> Rows from a figure dataset
☆ ☆ ☆

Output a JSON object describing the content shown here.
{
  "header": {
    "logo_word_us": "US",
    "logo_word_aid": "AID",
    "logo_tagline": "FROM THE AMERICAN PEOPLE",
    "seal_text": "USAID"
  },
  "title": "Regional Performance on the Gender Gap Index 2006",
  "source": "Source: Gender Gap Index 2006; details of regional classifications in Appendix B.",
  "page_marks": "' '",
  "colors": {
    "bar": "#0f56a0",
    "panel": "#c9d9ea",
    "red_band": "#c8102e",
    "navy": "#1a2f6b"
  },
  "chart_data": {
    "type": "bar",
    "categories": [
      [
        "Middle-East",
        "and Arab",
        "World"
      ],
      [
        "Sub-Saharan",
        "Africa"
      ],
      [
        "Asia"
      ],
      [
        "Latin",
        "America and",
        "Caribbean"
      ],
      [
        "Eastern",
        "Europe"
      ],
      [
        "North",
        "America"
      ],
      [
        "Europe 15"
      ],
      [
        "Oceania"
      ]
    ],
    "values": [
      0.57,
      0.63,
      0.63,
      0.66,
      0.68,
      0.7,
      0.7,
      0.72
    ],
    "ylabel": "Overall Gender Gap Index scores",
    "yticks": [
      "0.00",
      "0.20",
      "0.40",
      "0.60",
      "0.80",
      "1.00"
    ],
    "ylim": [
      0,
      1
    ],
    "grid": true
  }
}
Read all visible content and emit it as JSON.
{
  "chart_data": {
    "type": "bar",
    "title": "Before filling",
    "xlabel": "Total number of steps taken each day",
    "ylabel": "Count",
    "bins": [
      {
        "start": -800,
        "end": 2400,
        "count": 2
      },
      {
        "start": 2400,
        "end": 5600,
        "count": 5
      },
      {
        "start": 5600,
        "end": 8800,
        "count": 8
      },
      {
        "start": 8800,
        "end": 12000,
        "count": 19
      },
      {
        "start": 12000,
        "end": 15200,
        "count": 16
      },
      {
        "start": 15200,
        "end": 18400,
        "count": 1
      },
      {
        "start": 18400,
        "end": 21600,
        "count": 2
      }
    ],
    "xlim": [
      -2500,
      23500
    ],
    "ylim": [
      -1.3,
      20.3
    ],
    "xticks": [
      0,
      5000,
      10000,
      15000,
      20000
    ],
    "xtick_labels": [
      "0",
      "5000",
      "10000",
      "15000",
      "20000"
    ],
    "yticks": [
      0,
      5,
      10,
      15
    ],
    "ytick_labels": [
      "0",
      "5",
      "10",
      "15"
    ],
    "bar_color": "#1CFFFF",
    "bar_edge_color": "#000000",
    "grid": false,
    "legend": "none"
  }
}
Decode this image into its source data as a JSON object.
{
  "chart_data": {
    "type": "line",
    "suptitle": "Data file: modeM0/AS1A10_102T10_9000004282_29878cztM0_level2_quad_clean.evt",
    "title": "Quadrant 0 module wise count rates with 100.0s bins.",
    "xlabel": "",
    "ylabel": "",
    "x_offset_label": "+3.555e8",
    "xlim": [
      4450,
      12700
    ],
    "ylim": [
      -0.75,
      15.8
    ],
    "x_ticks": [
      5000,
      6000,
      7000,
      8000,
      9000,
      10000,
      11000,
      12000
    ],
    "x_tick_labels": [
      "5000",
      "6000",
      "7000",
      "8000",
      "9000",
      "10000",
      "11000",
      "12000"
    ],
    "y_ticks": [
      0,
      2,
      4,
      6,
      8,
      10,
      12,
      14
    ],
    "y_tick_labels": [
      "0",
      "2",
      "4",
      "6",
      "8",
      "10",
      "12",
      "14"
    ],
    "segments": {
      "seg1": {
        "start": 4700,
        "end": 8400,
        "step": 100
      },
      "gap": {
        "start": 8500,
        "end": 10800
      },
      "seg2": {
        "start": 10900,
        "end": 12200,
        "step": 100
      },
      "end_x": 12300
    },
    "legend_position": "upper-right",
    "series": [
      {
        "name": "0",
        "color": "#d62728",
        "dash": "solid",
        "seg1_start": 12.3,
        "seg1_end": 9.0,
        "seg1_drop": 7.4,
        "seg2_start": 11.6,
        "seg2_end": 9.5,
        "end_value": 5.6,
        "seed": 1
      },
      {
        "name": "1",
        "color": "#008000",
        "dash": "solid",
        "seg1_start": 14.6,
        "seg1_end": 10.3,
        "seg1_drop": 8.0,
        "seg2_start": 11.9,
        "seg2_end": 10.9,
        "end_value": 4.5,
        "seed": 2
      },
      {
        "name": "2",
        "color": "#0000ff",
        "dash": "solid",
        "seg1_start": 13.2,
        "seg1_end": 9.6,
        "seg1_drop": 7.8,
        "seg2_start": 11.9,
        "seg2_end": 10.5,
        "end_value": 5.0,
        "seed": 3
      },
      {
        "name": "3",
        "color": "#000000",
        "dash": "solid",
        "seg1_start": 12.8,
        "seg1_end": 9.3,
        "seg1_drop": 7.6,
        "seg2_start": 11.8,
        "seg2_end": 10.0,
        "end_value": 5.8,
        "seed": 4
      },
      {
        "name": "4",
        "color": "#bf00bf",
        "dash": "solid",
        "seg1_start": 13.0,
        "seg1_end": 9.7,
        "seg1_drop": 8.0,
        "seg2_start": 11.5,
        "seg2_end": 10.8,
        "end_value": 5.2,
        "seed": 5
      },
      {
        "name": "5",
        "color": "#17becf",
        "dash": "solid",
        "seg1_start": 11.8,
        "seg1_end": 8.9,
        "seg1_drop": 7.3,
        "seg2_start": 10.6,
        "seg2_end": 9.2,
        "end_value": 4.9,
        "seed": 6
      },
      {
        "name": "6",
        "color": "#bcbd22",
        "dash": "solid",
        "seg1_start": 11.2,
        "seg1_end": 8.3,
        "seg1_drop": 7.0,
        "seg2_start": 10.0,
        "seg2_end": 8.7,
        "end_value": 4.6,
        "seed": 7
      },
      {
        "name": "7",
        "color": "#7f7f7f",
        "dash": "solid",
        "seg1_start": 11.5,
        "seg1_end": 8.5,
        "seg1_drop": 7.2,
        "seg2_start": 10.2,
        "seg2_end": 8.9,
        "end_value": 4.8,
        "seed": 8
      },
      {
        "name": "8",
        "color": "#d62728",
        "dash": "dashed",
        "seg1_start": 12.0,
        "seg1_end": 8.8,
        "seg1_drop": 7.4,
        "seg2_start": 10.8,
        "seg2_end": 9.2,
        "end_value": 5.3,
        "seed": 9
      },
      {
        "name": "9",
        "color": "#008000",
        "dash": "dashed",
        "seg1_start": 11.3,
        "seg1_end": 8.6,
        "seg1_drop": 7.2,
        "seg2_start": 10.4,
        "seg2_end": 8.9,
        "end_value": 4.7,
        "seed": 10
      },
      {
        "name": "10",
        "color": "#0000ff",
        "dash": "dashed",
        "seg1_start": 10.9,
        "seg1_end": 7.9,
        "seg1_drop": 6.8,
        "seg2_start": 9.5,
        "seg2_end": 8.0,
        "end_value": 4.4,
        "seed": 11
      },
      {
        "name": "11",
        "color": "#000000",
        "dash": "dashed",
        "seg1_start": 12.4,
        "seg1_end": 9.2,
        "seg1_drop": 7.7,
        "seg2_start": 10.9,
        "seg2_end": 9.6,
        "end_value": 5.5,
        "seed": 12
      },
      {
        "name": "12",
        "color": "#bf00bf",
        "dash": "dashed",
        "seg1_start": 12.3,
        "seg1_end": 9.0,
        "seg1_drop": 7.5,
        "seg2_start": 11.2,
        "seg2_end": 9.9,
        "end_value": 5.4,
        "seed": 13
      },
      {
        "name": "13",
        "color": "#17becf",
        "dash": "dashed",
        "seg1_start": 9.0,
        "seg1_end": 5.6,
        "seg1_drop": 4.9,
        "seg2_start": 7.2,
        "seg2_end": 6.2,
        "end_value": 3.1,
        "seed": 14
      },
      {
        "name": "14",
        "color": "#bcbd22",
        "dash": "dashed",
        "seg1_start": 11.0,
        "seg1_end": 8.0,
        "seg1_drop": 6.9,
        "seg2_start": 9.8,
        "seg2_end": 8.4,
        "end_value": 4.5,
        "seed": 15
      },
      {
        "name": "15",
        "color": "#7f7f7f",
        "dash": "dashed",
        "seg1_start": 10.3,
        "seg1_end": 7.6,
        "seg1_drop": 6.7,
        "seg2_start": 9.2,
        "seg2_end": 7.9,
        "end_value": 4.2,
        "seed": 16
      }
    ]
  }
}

☆ ☆ ☆

> What this task involves
Count each line above in which the string "Index" appears, then state only the total.

> Finished answer
3